__EXERCISE REQUIREMENTS__:
Filter the entries and keep only the lines where the string "Indonesia" appears.

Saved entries

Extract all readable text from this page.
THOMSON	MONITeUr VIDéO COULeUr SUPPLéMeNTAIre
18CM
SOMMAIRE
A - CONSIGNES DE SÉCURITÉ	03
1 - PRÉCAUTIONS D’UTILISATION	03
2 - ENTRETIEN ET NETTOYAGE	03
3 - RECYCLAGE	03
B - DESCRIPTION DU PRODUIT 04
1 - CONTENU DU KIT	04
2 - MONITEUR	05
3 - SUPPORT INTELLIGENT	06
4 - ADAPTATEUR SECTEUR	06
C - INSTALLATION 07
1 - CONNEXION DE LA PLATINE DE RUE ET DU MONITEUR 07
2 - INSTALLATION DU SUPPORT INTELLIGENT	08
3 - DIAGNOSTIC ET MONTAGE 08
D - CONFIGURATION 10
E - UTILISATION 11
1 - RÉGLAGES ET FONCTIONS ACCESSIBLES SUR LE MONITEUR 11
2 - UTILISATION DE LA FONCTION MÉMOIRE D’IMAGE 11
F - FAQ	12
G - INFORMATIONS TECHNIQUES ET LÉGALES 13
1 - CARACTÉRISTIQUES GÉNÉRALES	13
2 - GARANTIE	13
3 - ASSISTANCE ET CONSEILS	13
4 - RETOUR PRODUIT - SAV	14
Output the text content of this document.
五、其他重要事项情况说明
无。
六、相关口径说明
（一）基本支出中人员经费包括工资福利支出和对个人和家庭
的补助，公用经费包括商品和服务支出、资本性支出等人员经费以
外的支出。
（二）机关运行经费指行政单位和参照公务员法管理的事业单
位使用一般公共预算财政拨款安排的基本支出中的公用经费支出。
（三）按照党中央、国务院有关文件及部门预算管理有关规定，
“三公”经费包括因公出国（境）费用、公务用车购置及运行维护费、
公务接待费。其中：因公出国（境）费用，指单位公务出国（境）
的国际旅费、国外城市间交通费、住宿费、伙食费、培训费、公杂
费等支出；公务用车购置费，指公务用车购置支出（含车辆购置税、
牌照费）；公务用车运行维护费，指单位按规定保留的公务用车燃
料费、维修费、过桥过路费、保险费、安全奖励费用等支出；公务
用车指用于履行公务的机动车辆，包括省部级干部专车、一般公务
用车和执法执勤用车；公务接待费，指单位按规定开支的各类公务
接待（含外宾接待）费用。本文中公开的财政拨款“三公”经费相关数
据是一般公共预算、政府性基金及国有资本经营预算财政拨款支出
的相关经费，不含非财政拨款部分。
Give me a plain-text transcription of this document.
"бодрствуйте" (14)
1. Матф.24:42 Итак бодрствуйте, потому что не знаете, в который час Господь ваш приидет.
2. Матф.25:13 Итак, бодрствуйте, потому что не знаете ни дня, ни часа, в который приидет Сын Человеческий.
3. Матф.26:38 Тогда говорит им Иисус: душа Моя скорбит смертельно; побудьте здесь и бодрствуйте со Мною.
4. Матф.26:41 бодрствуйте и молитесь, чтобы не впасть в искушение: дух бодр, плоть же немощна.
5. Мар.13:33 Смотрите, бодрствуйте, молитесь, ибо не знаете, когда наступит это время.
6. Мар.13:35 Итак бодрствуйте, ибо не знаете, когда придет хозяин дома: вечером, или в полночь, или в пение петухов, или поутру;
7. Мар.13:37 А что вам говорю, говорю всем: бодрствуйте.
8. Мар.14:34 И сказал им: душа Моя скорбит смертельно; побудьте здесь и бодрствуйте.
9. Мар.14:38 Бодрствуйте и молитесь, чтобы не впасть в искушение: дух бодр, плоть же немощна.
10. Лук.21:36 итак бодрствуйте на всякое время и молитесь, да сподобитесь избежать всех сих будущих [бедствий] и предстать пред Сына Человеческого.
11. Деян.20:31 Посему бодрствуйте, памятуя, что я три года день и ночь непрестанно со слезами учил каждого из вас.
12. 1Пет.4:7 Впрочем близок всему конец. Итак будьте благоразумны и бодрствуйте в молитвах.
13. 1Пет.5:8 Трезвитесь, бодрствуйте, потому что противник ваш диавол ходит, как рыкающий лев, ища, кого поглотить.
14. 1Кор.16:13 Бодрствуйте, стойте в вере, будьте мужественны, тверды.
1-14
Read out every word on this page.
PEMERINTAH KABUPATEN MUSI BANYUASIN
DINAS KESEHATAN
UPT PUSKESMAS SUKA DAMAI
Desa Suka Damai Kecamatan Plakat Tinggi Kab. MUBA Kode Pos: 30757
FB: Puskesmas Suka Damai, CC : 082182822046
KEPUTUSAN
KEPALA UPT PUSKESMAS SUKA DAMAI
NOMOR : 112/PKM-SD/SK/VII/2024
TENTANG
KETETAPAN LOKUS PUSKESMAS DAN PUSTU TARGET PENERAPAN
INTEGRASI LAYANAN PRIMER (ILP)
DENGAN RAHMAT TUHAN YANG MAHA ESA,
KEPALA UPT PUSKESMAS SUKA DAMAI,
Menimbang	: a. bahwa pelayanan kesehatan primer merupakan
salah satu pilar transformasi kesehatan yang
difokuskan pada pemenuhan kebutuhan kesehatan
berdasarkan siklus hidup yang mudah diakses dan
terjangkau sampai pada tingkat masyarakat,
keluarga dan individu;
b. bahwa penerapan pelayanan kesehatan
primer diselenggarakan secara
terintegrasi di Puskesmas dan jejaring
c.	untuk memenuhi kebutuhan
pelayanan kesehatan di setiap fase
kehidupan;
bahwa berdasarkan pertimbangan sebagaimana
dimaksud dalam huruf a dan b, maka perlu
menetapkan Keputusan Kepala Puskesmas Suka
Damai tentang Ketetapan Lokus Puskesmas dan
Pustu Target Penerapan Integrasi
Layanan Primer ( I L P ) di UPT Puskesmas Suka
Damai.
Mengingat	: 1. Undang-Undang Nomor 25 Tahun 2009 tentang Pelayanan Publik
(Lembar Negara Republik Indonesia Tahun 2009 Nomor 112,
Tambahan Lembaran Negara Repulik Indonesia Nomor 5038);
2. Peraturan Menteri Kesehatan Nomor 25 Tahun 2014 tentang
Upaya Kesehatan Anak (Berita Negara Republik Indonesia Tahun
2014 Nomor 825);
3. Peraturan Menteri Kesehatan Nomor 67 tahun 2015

__REPLY__:
(Lembar Negara Republik Indonesia Tahun 2009 Nomor 112,
Tambahan Lembaran Negara Repulik Indonesia Nomor 5038);
Upaya Kesehatan Anak (Berita Negara Republik Indonesia Tahun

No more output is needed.